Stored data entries
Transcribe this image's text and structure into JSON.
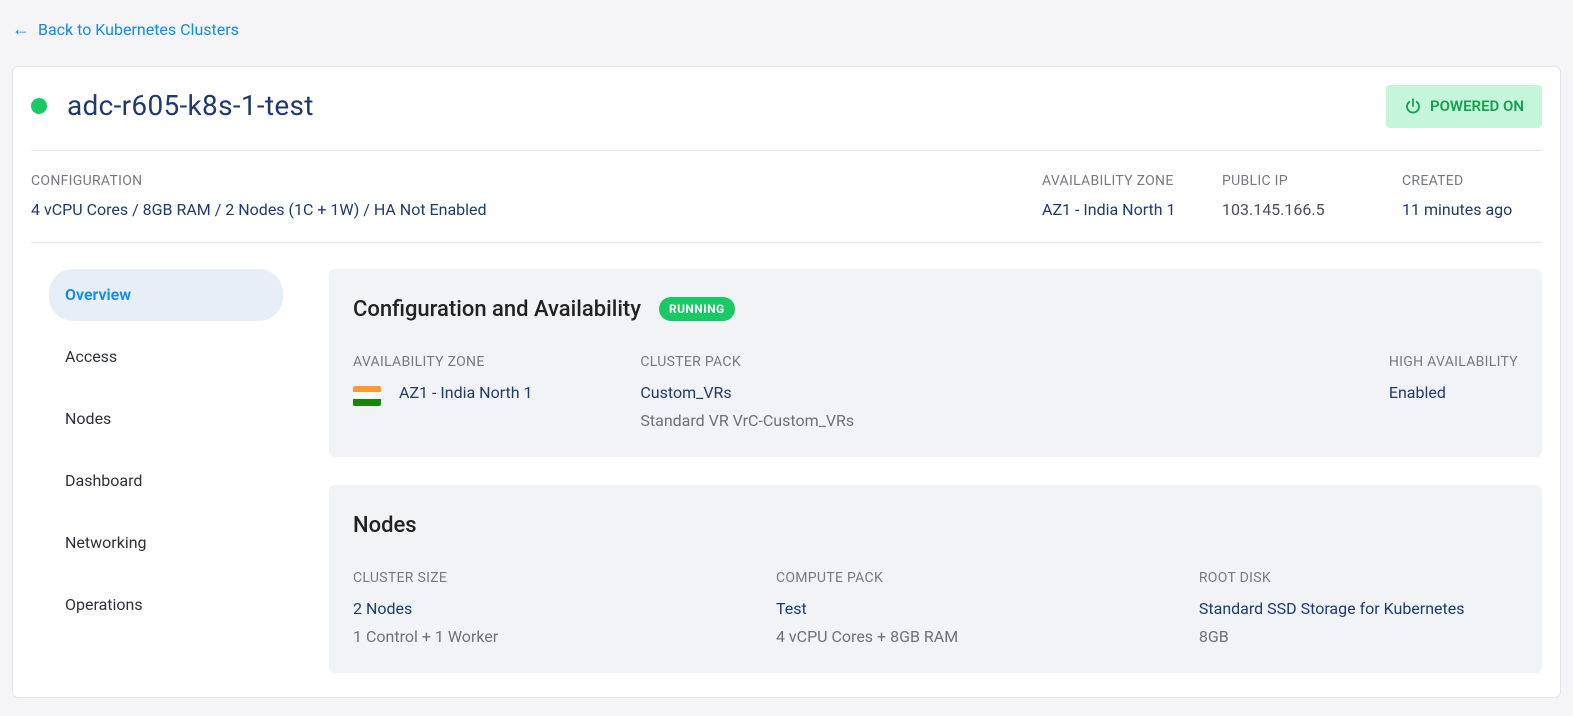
{
  "back_link": "Back to Kubernetes Clusters",
  "cluster_name": "adc-r605-k8s-1-test",
  "power_status": "POWERED ON",
  "summary": {
    "configuration_label": "CONFIGURATION",
    "configuration_value": "4 vCPU Cores / 8GB RAM / 2 Nodes (1C + 1W) / HA Not Enabled",
    "az_label": "AVAILABILITY ZONE",
    "az_value": "AZ1 - India North 1",
    "public_ip_label": "PUBLIC IP",
    "public_ip_value": "103.145.166.5",
    "created_label": "CREATED",
    "created_value": "11 minutes ago"
  },
  "tabs": {
    "overview": "Overview",
    "access": "Access",
    "nodes": "Nodes",
    "dashboard": "Dashboard",
    "networking": "Networking",
    "operations": "Operations"
  },
  "config_panel": {
    "title": "Configuration and Availability",
    "badge": "RUNNING",
    "az_label": "AVAILABILITY ZONE",
    "az_value": "AZ1 - India North 1",
    "pack_label": "CLUSTER PACK",
    "pack_value": "Custom_VRs",
    "pack_sub": "Standard VR VrC-Custom_VRs",
    "ha_label": "HIGH AVAILABILITY",
    "ha_value": "Enabled"
  },
  "nodes_panel": {
    "title": "Nodes",
    "size_label": "CLUSTER SIZE",
    "size_value": "2 Nodes",
    "size_sub": "1 Control + 1 Worker",
    "compute_label": "COMPUTE PACK",
    "compute_value": "Test",
    "compute_sub": "4 vCPU Cores + 8GB RAM",
    "disk_label": "ROOT DISK",
    "disk_value": "Standard SSD Storage for Kubernetes",
    "disk_sub": "8GB"
  }
}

Your goal:
Pick out all lines from the data above in which the word "Enabled" appears.

Response to the task:
    "configuration_value": "4 vCPU Cores / 8GB RAM / 2 Nodes (1C + 1W) / HA Not Enabled",
    "ha_value": "Enabled"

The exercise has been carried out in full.